— BEGIN INPUT ROWS —

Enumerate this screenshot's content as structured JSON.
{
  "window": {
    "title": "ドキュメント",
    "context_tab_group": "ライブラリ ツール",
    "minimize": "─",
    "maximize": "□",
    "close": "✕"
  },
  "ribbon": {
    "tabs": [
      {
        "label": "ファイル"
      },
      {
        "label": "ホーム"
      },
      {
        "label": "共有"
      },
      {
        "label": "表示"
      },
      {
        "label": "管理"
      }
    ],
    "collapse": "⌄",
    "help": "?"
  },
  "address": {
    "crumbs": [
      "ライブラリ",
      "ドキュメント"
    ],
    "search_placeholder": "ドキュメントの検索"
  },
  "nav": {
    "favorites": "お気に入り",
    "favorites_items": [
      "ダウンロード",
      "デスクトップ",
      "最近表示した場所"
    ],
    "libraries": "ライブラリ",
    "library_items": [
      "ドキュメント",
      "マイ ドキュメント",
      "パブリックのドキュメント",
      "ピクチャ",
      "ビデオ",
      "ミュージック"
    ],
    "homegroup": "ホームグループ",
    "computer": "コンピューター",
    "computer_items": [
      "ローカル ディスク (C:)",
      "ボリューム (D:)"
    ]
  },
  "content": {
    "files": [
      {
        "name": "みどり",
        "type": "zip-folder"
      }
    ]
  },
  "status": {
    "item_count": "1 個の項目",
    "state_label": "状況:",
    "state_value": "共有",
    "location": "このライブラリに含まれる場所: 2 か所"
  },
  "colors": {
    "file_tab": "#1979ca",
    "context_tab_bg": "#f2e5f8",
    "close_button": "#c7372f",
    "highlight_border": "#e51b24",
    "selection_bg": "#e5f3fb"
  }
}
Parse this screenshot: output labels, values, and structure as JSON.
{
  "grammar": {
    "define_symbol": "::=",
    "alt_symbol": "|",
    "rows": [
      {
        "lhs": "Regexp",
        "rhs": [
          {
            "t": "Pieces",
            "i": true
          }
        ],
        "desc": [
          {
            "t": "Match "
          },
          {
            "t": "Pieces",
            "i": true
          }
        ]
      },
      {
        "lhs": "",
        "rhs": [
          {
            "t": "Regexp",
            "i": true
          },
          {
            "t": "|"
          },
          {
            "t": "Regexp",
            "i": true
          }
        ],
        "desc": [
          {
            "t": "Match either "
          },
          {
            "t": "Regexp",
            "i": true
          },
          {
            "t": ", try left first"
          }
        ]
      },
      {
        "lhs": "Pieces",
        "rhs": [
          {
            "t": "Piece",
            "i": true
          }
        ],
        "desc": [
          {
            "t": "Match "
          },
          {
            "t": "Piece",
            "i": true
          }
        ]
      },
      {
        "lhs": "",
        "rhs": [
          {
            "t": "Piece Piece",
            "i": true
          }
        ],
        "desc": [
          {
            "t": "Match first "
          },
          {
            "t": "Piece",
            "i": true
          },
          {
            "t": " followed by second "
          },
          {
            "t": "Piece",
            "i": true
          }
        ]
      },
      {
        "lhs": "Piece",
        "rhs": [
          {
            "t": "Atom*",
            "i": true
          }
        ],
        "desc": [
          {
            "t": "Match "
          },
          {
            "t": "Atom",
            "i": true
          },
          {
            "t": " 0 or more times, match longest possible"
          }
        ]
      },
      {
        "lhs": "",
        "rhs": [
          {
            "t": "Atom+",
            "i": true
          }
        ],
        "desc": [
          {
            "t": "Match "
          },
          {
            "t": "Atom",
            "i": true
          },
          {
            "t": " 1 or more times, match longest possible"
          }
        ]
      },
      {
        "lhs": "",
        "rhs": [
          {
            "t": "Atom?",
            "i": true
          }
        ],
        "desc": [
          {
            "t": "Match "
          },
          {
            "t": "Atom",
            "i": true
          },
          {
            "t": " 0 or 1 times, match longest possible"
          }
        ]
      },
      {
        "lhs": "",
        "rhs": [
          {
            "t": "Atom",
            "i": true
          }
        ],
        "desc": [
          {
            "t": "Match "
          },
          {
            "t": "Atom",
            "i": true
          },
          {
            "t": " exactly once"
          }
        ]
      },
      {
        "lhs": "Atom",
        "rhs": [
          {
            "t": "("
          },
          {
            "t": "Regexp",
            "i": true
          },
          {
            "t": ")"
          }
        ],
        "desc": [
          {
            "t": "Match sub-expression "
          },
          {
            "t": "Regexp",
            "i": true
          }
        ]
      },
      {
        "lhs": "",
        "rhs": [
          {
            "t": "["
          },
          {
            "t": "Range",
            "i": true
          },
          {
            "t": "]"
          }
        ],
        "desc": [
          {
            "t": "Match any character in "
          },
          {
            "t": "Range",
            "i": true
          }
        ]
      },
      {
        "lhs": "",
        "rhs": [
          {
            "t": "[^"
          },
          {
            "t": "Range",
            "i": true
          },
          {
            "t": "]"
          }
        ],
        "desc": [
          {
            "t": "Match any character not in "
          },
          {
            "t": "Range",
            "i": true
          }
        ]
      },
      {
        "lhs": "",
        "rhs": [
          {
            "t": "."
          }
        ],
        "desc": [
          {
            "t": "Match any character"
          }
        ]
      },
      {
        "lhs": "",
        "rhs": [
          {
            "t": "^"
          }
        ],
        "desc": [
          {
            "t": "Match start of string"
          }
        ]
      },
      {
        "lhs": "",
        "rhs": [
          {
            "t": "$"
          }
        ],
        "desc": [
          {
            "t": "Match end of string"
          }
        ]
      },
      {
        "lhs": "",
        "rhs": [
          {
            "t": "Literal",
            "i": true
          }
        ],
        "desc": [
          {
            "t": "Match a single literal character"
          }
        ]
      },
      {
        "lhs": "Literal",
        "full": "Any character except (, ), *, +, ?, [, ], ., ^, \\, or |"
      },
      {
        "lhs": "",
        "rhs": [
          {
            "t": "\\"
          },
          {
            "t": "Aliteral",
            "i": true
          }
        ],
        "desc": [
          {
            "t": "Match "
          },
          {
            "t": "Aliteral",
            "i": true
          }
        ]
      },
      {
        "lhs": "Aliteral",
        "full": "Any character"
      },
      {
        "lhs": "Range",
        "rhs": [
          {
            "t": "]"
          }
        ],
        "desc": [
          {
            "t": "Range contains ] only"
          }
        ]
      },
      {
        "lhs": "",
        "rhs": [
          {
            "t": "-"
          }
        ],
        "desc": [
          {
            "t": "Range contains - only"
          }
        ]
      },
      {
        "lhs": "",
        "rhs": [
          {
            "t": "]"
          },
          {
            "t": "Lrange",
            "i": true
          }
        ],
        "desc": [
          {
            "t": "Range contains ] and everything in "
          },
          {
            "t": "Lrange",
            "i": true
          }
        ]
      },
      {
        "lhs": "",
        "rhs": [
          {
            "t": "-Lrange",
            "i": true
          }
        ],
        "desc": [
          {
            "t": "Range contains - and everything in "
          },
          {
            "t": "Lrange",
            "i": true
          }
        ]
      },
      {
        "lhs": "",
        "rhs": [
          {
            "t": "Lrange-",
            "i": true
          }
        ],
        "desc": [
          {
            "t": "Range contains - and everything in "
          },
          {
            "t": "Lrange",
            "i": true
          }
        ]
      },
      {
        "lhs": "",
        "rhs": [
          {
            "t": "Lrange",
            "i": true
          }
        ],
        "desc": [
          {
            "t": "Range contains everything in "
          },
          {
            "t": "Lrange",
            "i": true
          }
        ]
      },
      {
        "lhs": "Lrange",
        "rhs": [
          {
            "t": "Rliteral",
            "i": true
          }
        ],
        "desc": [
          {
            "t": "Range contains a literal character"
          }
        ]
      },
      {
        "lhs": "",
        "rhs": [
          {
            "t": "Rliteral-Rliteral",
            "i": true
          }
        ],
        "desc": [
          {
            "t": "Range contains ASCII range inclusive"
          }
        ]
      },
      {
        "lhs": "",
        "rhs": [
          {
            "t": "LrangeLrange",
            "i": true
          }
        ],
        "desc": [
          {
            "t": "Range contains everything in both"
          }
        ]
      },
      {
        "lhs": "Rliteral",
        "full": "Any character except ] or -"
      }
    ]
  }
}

— END INPUT ROWS —

#### [SET PROBLEM]
A number is the only answer here: how many lines of the material above contain "screenshot"?

#### [RESULT FOR THIS TASK]
2